* **Challenge**: Write out the lines below as a numbered list, skipping any blank lines and leaving out the pictures.

— start of Entries —

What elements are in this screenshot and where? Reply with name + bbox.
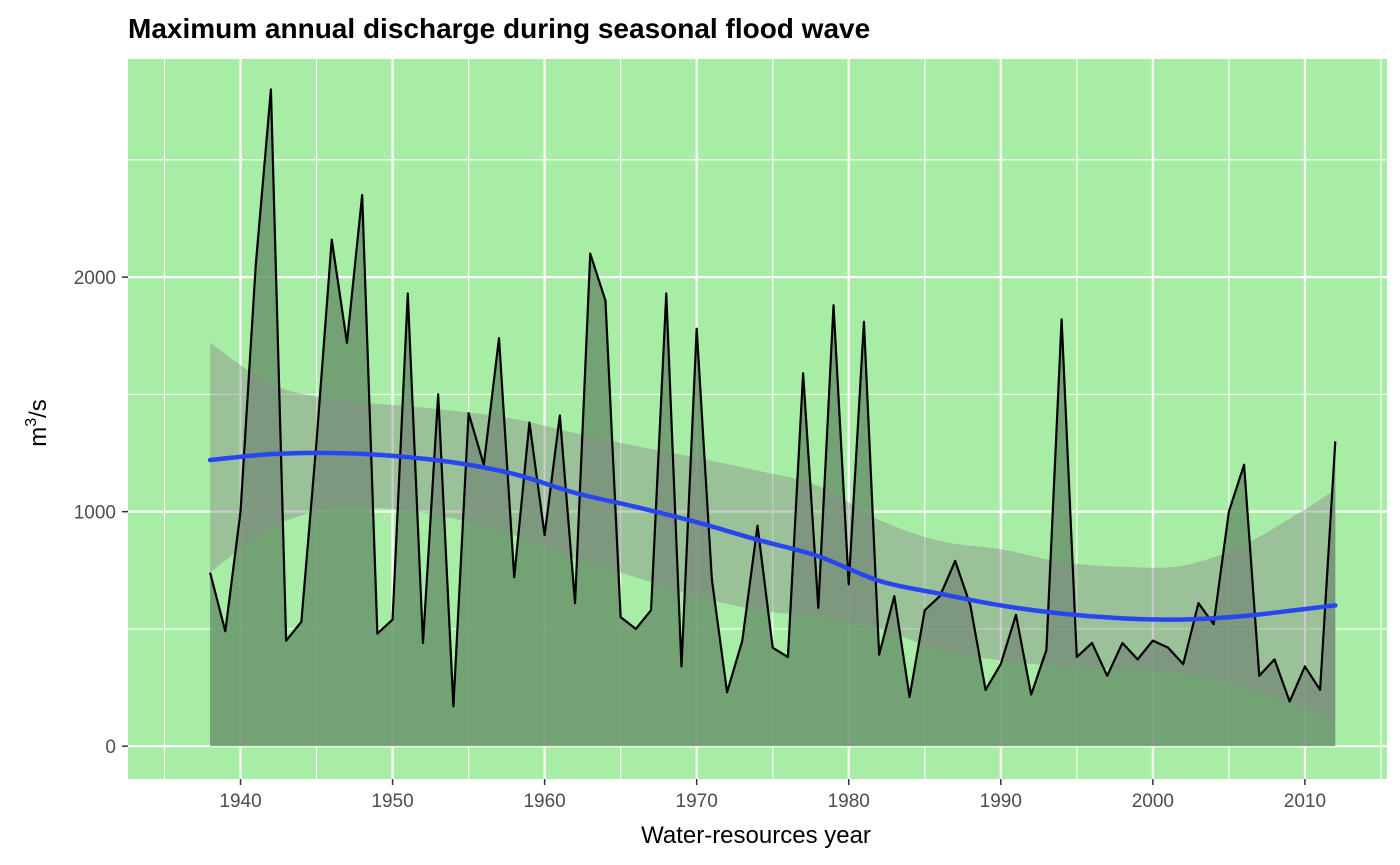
smooth-trend-line: [207, 450, 1338, 622]
x-tick-label: 2010: [1284, 791, 1326, 812]
x-tick-label: 1990: [980, 791, 1022, 812]
y-axis: 0 1000 2000: [74, 268, 128, 758]
y-axis-title-rest: /s: [25, 399, 52, 418]
x-tick-label: 2000: [1132, 791, 1174, 812]
confidence-ribbon: [210, 342, 1336, 722]
chart-title: Maximum annual discharge during seasonal…: [128, 13, 870, 44]
x-axis: 1940 1950 1960 1970 1980 1990 2000 2010: [219, 779, 1326, 812]
y-axis-title: m3/s: [23, 399, 52, 447]
discharge-area: [210, 89, 1336, 747]
x-tick-label: 1940: [219, 791, 261, 812]
x-axis-title: Water-resources year: [641, 822, 871, 849]
x-tick-label: 1960: [523, 791, 565, 812]
y-axis-title-sup: 3: [23, 418, 40, 427]
y-tick-label: 2000: [74, 268, 116, 289]
x-tick-label: 1980: [828, 791, 870, 812]
series-layer: [207, 88, 1338, 747]
discharge-line: [209, 88, 1337, 708]
y-tick-label: 0: [105, 737, 116, 758]
x-tick-label: 1950: [371, 791, 413, 812]
x-tick-label: 1970: [676, 791, 718, 812]
y-axis-title-base: m: [25, 427, 52, 447]
y-tick-label: 1000: [74, 503, 116, 524]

— end of Entries —

* **Task solution**:
1. What elements are in this screenshot and where? Reply with name + bbox.
2. smooth-trend-line: [207, 450, 1338, 622]
3. x-tick-label: 2010: [1284, 791, 1326, 812]
4. x-tick-label: 1990: [980, 791, 1022, 812]
5. y-axis: 0 1000 2000: [74, 268, 128, 758]
6. y-axis-title-rest: /s: [25, 399, 52, 418]
7. x-tick-label: 2000: [1132, 791, 1174, 812]
8. confidence-ribbon: [210, 342, 1336, 722]
9. chart-title: Maximum annual discharge during seasonal…: [128, 13, 870, 44]
10. x-axis: 1940 1950 1960 1970 1980 1990 2000 2010: [219, 779, 1326, 812]
11. y-axis-title: m3/s: [23, 399, 52, 447]
12. discharge-area: [210, 89, 1336, 747]
13. x-tick-label: 1940: [219, 791, 261, 812]
14. x-axis-title: Water-resources year: [641, 822, 871, 849]
15. x-tick-label: 1960: [523, 791, 565, 812]
16. y-axis-title-sup: 3: [23, 418, 40, 427]
17. y-tick-label: 2000: [74, 268, 116, 289]
18. x-tick-label: 1980: [828, 791, 870, 812]
19. series-layer: [207, 88, 1338, 747]
20. discharge-line: [209, 88, 1337, 708]
21. y-tick-label: 0: [105, 737, 116, 758]
22. x-tick-label: 1950: [371, 791, 413, 812]
23. x-tick-label: 1970: [676, 791, 718, 812]
24. y-axis-title-base: m: [25, 427, 52, 447]
25. y-tick-label: 1000: [74, 503, 116, 524]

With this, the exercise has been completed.